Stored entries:
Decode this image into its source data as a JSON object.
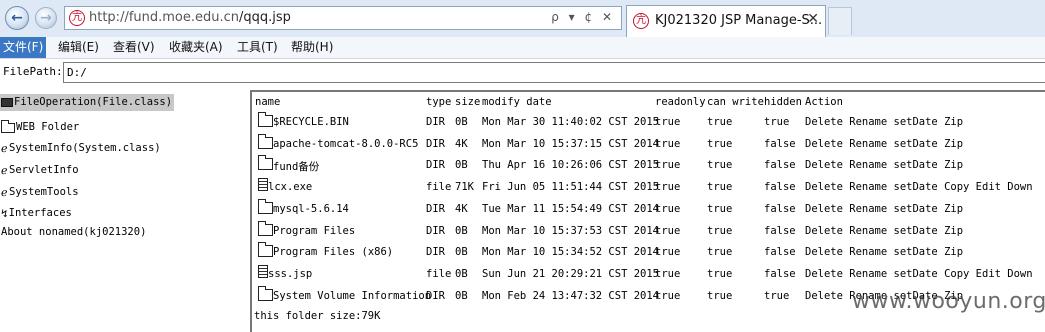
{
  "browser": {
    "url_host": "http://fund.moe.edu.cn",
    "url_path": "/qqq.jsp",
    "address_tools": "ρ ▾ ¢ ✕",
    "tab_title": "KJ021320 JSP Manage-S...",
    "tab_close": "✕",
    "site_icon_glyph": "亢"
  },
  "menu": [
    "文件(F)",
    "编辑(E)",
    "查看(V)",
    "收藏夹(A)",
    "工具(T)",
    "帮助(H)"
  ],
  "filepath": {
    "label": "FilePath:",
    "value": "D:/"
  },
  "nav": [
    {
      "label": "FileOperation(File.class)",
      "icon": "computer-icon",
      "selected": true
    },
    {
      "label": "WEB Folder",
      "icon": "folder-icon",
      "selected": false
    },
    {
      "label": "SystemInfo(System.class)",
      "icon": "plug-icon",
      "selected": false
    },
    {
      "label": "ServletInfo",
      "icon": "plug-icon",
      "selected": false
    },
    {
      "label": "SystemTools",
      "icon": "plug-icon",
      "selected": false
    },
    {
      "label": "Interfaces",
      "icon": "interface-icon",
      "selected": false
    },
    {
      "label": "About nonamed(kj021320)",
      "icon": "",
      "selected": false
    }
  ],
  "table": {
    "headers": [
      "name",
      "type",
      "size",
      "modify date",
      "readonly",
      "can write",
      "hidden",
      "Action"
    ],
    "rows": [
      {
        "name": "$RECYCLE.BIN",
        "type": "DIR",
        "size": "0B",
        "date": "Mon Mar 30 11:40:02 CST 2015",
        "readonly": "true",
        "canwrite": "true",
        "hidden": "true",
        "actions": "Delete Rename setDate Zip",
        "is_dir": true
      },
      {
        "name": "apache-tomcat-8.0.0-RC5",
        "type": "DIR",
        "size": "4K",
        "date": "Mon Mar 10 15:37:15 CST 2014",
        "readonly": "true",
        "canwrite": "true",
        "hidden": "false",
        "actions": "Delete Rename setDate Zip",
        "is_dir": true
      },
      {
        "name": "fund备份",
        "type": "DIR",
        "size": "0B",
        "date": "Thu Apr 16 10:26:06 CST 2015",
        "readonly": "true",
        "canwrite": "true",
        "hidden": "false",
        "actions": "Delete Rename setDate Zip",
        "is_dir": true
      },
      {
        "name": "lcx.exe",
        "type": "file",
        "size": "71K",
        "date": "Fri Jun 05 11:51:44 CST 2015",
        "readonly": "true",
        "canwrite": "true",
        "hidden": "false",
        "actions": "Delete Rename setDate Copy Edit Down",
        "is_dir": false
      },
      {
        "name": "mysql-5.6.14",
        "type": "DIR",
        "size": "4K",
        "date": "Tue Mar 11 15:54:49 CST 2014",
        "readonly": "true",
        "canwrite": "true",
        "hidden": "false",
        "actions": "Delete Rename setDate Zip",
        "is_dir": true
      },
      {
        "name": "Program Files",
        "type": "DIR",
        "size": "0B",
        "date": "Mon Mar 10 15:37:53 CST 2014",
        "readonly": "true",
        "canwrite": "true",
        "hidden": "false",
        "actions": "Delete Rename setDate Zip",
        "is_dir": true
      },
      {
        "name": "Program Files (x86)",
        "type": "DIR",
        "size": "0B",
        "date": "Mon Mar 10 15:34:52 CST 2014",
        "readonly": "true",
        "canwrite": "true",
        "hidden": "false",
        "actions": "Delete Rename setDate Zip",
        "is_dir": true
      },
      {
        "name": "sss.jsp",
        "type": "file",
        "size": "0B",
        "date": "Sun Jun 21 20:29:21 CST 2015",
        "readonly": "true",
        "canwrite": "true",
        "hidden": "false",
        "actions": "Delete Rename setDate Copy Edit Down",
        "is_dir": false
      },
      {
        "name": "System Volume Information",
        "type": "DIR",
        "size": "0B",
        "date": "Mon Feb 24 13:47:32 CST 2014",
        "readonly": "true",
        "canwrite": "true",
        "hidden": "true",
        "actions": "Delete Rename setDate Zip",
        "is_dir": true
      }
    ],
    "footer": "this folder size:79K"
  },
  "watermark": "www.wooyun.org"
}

==

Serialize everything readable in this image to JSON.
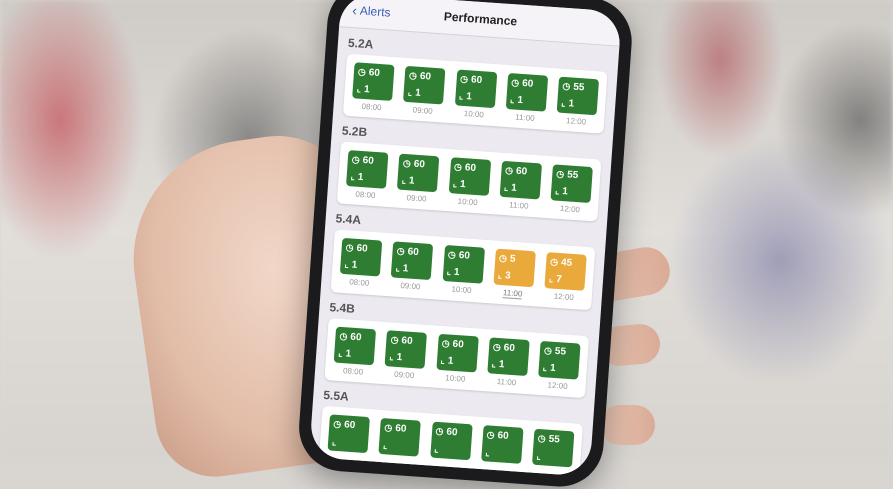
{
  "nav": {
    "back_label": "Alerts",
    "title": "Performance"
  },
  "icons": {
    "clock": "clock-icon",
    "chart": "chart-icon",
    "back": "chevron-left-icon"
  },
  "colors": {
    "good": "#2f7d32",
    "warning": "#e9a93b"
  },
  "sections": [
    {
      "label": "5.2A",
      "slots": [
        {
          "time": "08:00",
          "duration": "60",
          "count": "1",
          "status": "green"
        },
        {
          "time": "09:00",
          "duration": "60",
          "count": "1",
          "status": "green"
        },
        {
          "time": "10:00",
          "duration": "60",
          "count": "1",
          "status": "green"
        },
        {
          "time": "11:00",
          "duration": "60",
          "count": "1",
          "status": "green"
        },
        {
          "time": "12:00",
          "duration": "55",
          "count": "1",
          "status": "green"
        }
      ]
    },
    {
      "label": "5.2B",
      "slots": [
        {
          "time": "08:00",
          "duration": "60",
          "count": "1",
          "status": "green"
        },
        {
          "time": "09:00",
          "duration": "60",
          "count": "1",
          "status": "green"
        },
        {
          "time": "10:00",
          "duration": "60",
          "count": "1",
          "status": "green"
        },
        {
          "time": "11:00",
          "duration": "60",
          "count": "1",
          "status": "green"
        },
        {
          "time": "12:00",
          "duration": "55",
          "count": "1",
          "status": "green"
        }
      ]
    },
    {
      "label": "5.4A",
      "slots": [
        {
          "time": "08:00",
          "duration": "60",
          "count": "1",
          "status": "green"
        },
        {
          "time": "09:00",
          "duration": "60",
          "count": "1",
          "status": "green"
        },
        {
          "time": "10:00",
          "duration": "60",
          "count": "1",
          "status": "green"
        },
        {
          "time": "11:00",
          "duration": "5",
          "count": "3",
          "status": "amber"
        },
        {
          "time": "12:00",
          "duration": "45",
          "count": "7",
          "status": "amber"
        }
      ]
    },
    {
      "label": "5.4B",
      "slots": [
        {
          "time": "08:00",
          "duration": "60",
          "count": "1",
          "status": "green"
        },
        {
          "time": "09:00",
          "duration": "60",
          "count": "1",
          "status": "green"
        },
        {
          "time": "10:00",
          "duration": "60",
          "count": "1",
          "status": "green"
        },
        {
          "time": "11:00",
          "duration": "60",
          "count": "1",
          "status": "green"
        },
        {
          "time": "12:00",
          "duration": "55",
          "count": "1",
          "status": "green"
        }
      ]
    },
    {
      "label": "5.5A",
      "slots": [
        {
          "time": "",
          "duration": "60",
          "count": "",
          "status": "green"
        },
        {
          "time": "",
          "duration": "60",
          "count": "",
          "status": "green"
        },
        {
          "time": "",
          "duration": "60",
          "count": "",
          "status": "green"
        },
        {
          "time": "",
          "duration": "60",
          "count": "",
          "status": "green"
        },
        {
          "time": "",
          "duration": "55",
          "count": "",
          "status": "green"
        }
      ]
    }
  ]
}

- WRITTEN EXERCISE
Copy in full each line that holds the word "JSON".

- PROBLEM SOLUTION
Decode this image into its source data as a JSON object.
Serialize everything readable in this image to JSON.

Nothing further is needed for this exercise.